▸ **Exercise directions**
Extract the listing below in full, unchanged.

== Information provided ==

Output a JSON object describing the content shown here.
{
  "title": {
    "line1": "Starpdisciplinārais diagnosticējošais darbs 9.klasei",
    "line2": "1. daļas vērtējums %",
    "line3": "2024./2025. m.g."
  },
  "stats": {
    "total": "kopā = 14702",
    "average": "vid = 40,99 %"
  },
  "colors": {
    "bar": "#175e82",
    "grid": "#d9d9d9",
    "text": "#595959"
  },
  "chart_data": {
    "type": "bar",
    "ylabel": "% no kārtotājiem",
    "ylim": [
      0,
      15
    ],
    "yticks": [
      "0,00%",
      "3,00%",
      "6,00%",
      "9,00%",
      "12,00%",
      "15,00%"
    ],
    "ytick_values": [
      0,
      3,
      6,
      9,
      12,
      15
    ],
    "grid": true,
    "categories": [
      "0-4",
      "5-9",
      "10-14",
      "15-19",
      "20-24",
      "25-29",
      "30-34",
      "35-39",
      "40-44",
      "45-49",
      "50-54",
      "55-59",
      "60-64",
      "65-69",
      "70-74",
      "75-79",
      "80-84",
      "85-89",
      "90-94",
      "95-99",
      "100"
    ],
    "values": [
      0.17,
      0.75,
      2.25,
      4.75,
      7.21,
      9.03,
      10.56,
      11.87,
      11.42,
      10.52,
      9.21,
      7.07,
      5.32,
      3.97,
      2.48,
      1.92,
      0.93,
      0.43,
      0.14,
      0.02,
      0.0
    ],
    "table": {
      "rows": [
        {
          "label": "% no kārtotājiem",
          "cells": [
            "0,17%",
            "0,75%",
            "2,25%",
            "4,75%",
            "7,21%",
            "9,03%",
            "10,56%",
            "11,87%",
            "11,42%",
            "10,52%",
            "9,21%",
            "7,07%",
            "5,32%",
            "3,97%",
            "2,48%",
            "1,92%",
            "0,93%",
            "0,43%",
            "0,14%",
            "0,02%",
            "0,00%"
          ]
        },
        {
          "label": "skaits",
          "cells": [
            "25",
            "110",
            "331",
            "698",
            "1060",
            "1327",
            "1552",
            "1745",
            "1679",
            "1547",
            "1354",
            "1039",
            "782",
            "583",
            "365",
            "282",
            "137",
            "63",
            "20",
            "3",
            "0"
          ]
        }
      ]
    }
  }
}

===

▸ **Written solution**
Output a JSON object describing the content shown here.
{
  "title": {
    "line1": "Starpdisciplinārais diagnosticējošais darbs 9.klasei",
    "line2": "1. daļas vērtējums %",
    "line3": "2024./2025. m.g."
  },
  "stats": {
    "total": "kopā = 14702",
    "average": "vid = 40,99 %"
  },
  "colors": {
    "bar": "#175e82",
    "grid": "#d9d9d9",
    "text": "#595959"
  },
  "chart_data": {
    "type": "bar",
    "ylabel": "% no kārtotājiem",
    "ylim": [
      0,
      15
    ],
    "yticks": [
      "0,00%",
      "3,00%",
      "6,00%",
      "9,00%",
      "12,00%",
      "15,00%"
    ],
    "ytick_values": [
      0,
      3,
      6,
      9,
      12,
      15
    ],
    "grid": true,
    "categories": [
      "0-4",
      "5-9",
      "10-14",
      "15-19",
      "20-24",
      "25-29",
      "30-34",
      "35-39",
      "40-44",
      "45-49",
      "50-54",
      "55-59",
      "60-64",
      "65-69",
      "70-74",
      "75-79",
      "80-84",
      "85-89",
      "90-94",
      "95-99",
      "100"
    ],
    "values": [
      0.17,
      0.75,
      2.25,
      4.75,
      7.21,
      9.03,
      10.56,
      11.87,
      11.42,
      10.52,
      9.21,
      7.07,
      5.32,
      3.97,
      2.48,
      1.92,
      0.93,
      0.43,
      0.14,
      0.02,
      0.0
    ],
    "table": {
      "rows": [
        {
          "label": "% no kārtotājiem",
          "cells": [
            "0,17%",
            "0,75%",
            "2,25%",
            "4,75%",
            "7,21%",
            "9,03%",
            "10,56%",
            "11,87%",
            "11,42%",
            "10,52%",
            "9,21%",
            "7,07%",
            "5,32%",
            "3,97%",
            "2,48%",
            "1,92%",
            "0,93%",
            "0,43%",
            "0,14%",
            "0,02%",
            "0,00%"
          ]
        },
        {
          "label": "skaits",
          "cells": [
            "25",
            "110",
            "331",
            "698",
            "1060",
            "1327",
            "1552",
            "1745",
            "1679",
            "1547",
            "1354",
            "1039",
            "782",
            "583",
            "365",
            "282",
            "137",
            "63",
            "20",
            "3",
            "0"
          ]
        }
      ]
    }
  }
}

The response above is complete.